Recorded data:
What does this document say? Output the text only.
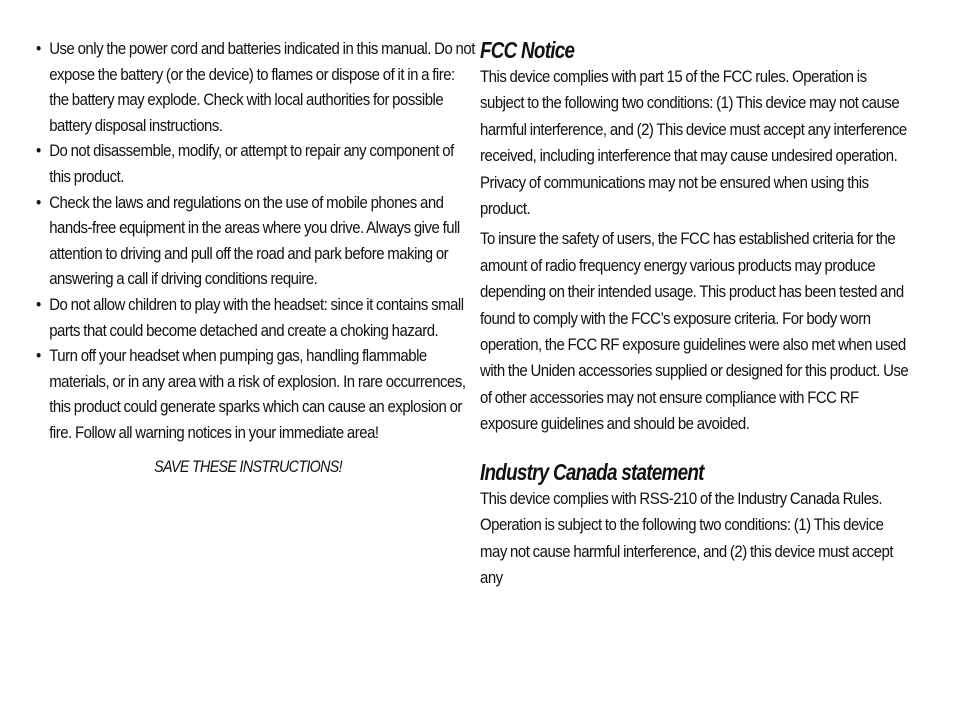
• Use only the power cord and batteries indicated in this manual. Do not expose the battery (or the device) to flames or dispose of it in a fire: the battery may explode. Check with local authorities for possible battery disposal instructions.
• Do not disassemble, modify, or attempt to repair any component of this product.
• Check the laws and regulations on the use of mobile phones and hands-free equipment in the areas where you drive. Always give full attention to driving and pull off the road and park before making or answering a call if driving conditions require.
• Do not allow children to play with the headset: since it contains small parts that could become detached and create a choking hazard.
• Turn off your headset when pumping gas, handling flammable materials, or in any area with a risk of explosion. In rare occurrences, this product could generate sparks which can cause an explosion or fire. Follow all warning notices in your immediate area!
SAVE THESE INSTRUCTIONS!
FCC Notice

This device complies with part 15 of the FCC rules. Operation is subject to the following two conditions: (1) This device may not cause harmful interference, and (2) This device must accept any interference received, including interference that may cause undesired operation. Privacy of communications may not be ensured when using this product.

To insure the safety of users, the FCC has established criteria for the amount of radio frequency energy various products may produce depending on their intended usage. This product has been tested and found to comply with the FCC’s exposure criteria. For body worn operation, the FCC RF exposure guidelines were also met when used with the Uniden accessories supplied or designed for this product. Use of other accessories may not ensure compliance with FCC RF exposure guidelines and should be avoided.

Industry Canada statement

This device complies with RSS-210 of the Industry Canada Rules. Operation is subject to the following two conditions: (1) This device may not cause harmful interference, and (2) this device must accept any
==
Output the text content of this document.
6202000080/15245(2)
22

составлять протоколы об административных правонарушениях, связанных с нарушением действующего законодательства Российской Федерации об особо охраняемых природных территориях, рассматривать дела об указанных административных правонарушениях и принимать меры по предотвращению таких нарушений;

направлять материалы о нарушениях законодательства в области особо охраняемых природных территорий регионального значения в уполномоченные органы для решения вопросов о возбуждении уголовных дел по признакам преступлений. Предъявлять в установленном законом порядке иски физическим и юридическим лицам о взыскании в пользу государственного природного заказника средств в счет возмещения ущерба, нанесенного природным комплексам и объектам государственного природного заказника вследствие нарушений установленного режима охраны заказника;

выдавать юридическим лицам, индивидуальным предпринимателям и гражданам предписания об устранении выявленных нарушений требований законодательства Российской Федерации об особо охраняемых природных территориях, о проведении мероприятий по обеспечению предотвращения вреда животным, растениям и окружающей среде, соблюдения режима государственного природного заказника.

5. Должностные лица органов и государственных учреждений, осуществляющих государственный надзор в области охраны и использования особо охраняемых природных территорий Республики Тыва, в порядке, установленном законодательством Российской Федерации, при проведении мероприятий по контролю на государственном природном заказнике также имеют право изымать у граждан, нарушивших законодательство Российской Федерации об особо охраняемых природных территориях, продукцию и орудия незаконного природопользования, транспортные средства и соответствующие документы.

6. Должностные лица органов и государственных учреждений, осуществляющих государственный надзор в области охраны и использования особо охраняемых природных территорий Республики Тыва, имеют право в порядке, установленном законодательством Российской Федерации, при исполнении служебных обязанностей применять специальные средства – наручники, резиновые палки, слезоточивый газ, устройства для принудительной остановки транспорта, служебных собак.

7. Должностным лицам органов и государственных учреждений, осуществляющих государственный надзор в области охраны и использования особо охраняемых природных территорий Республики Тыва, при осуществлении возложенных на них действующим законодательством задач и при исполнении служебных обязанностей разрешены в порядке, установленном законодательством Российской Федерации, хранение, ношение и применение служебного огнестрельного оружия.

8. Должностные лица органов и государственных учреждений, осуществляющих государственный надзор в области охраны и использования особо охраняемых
--
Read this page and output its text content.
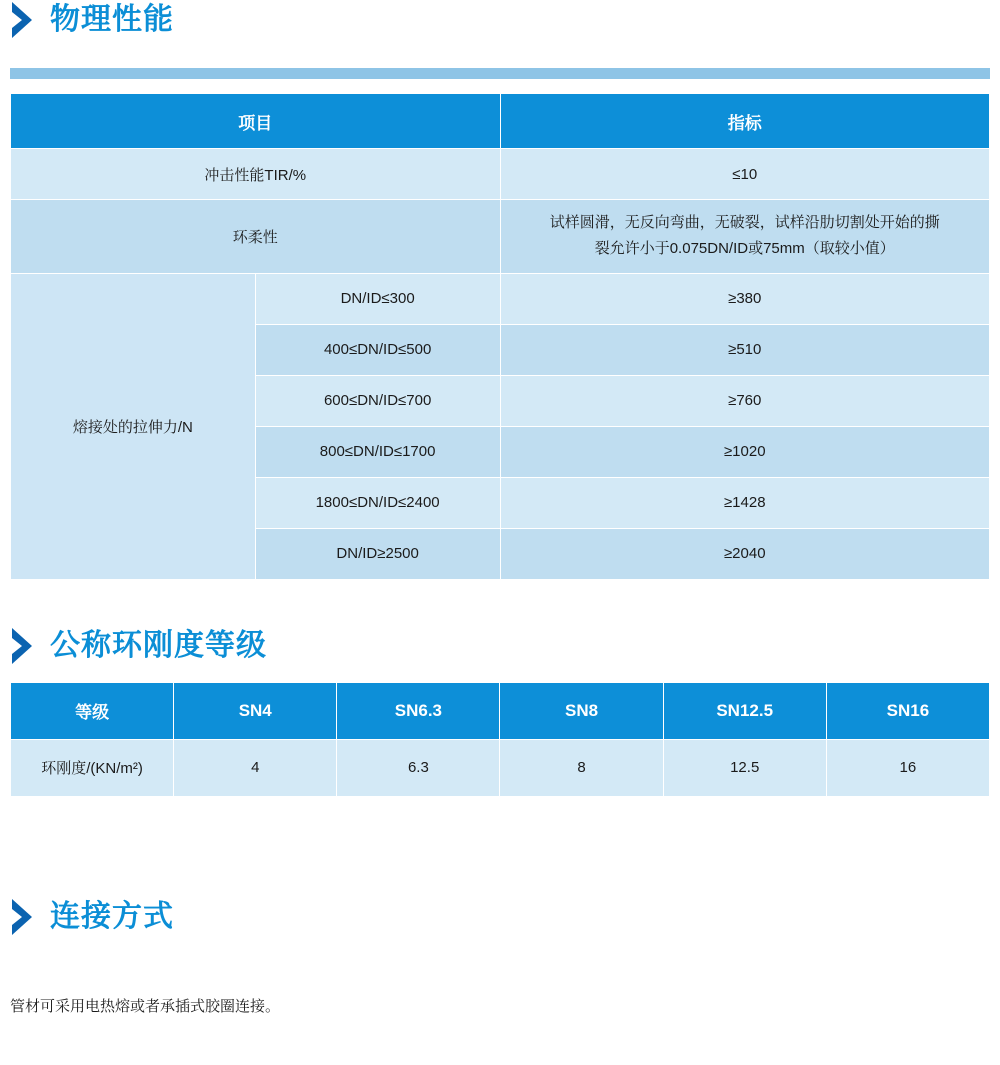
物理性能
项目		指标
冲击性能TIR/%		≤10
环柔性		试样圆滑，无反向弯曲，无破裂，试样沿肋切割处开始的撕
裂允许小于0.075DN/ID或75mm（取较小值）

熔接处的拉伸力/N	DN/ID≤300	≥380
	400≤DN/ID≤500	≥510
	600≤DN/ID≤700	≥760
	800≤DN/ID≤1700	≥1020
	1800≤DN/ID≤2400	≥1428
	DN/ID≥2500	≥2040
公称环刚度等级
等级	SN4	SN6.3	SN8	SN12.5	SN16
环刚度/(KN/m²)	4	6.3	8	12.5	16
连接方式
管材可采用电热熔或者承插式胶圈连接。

What you have to do: Please list every line of the records that contains "headset".

Correct answer:
• Do not allow children to play with the headset: since it contains small parts that could become detached and create a choking hazard.
• Turn off your headset when pumping gas, handling flammable materials, or in any area with a risk of explosion. In rare occurrences, this product could generate sparks which can cause an explosion or fire. Follow all warning notices in your immediate area!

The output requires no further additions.